**Job**
Copy out the listing that follows exactly, dropping every picture.

Start Rows

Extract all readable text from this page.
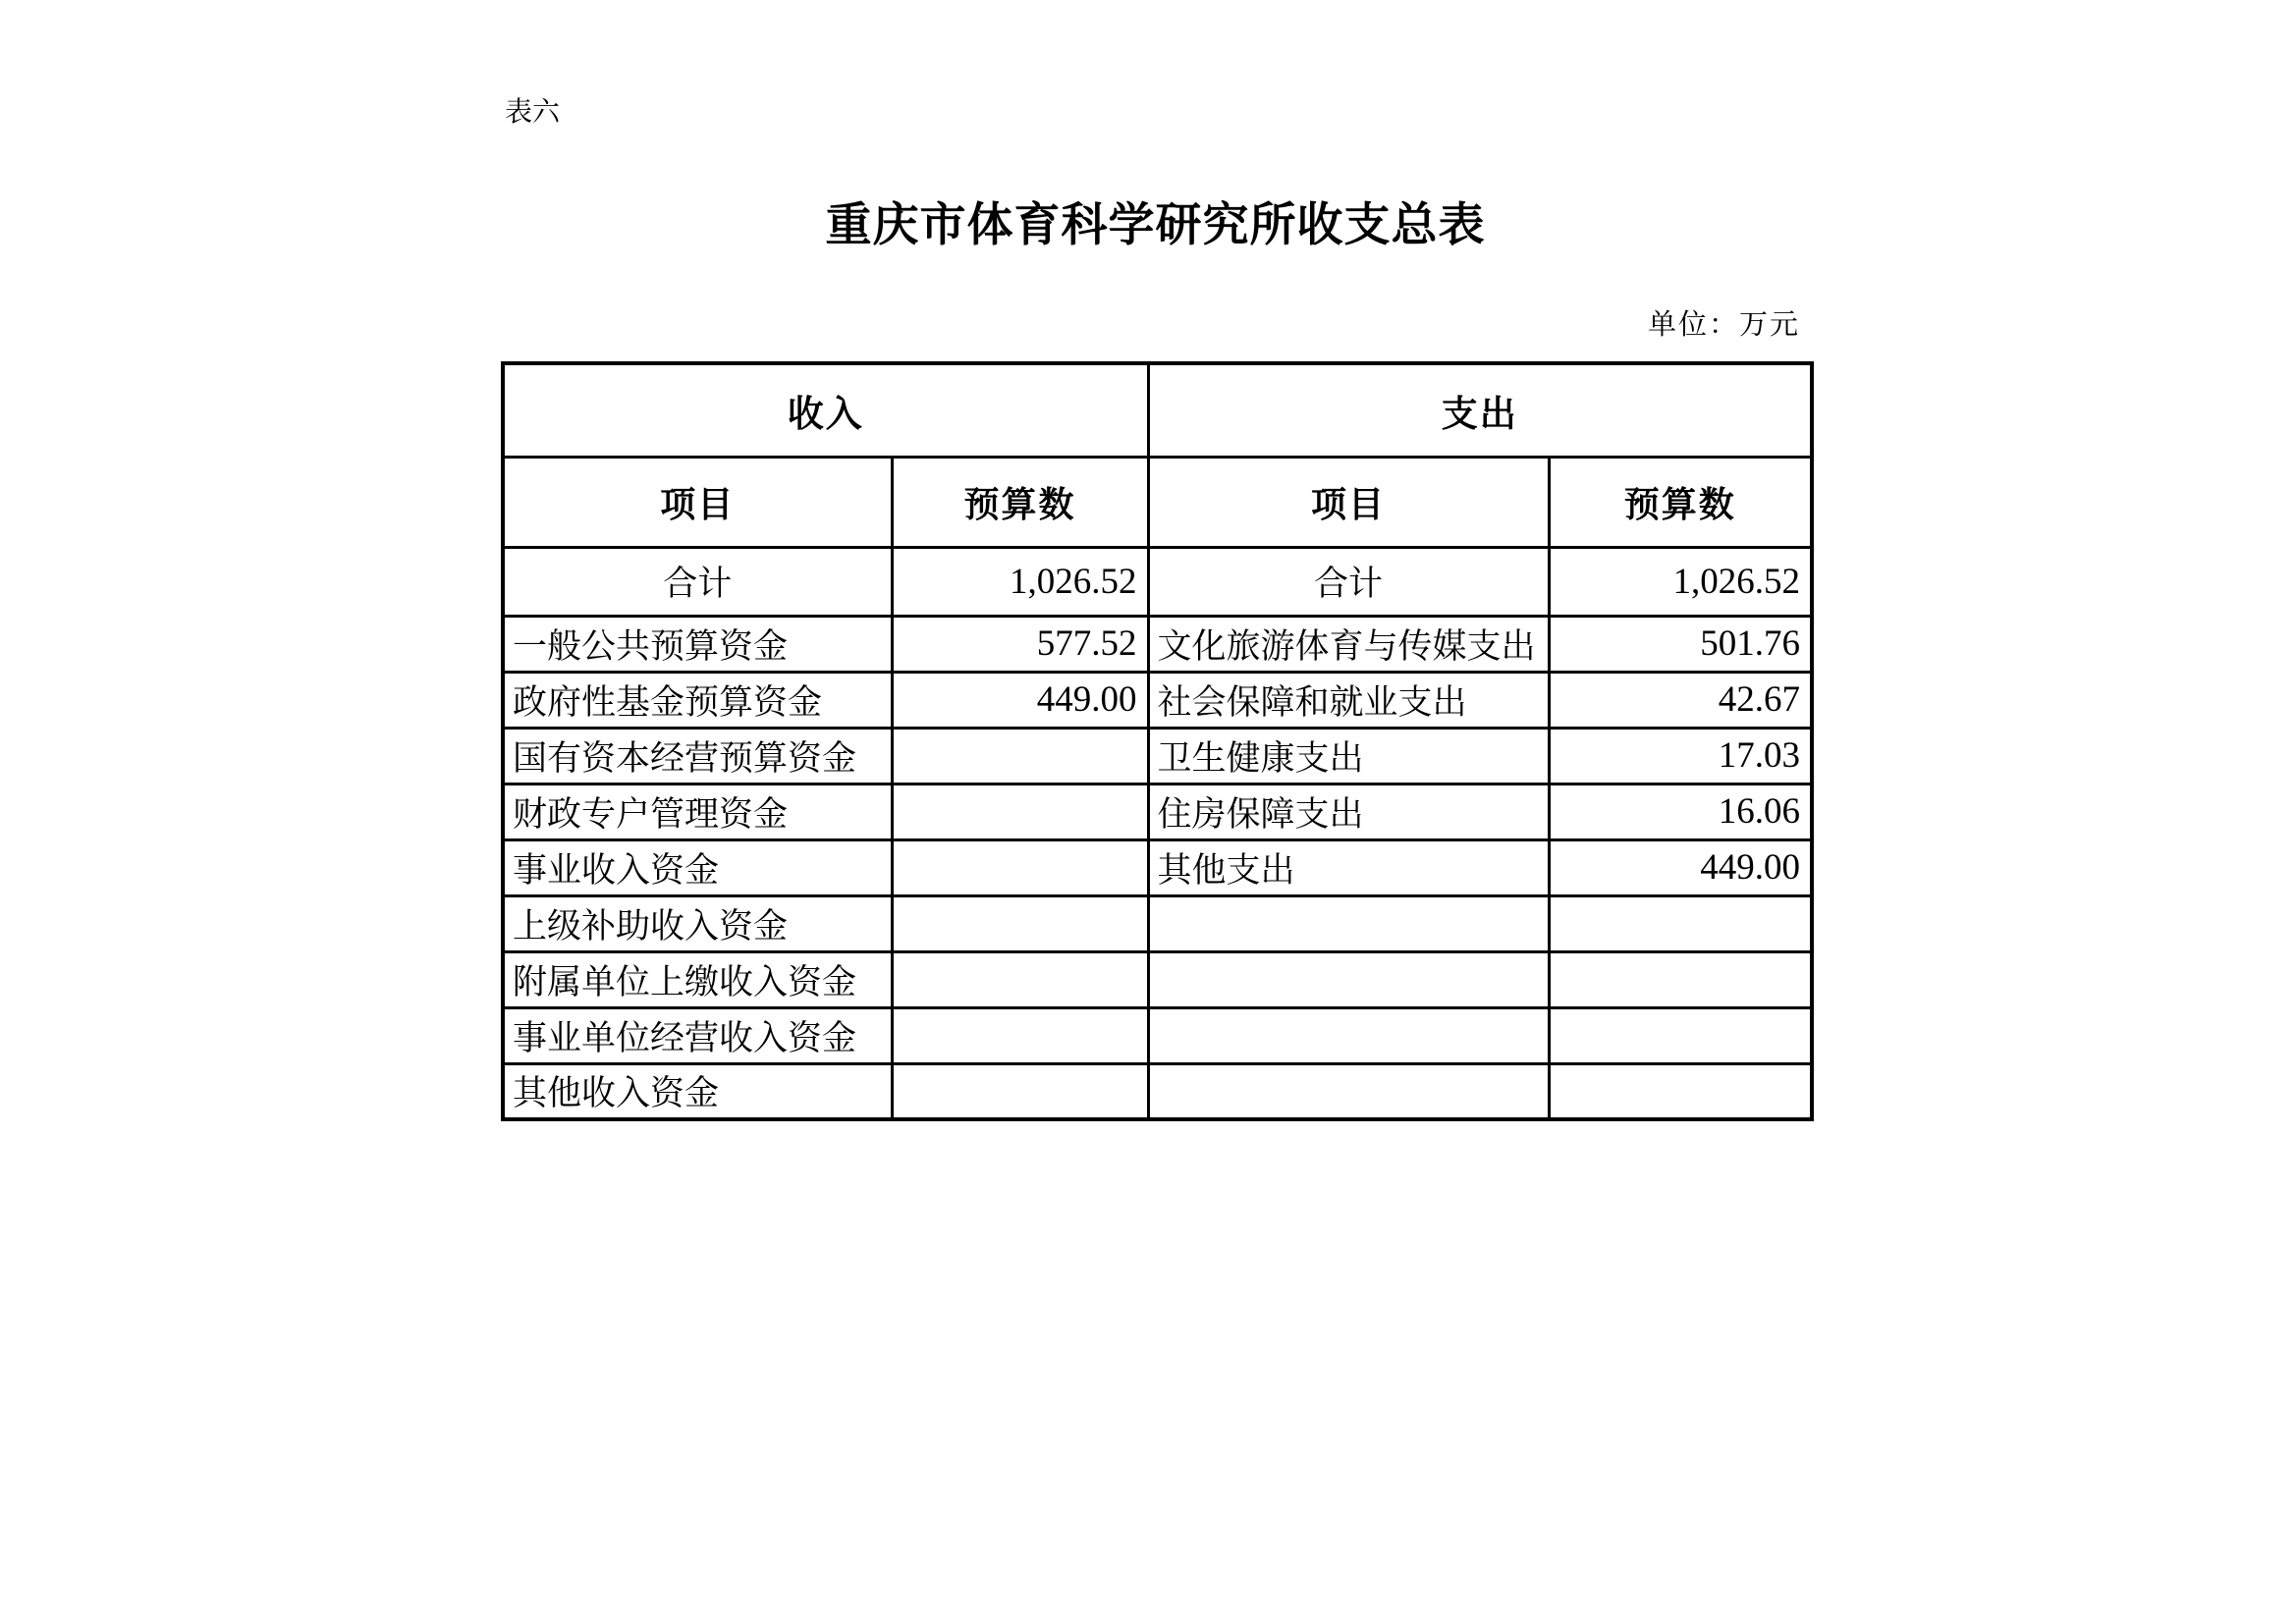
表六
重庆市体育科学研究所收支总表
单位：万元
收入		支出	
项目	预算数	项目	预算数
合计	1,026.52	合计	1,026.52
一般公共预算资金	577.52	文化旅游体育与传媒支出	501.76
政府性基金预算资金	449.00	社会保障和就业支出	42.67
国有资本经营预算资金		卫生健康支出	17.03
财政专户管理资金		住房保障支出	16.06
事业收入资金		其他支出	449.00
上级补助收入资金			
附属单位上缴收入资金			
事业单位经营收入资金			
其他收入资金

End Rows

**Output of the task**
Extract all readable text from this page.
表六
重庆市体育科学研究所收支总表
单位：万元
收入		支出	
项目	预算数	项目	预算数
合计	1,026.52	合计	1,026.52
一般公共预算资金	577.52	文化旅游体育与传媒支出	501.76
政府性基金预算资金	449.00	社会保障和就业支出	42.67
国有资本经营预算资金		卫生健康支出	17.03
财政专户管理资金		住房保障支出	16.06
事业收入资金		其他支出	449.00
上级补助收入资金			
附属单位上缴收入资金			
事业单位经营收入资金			
其他收入资金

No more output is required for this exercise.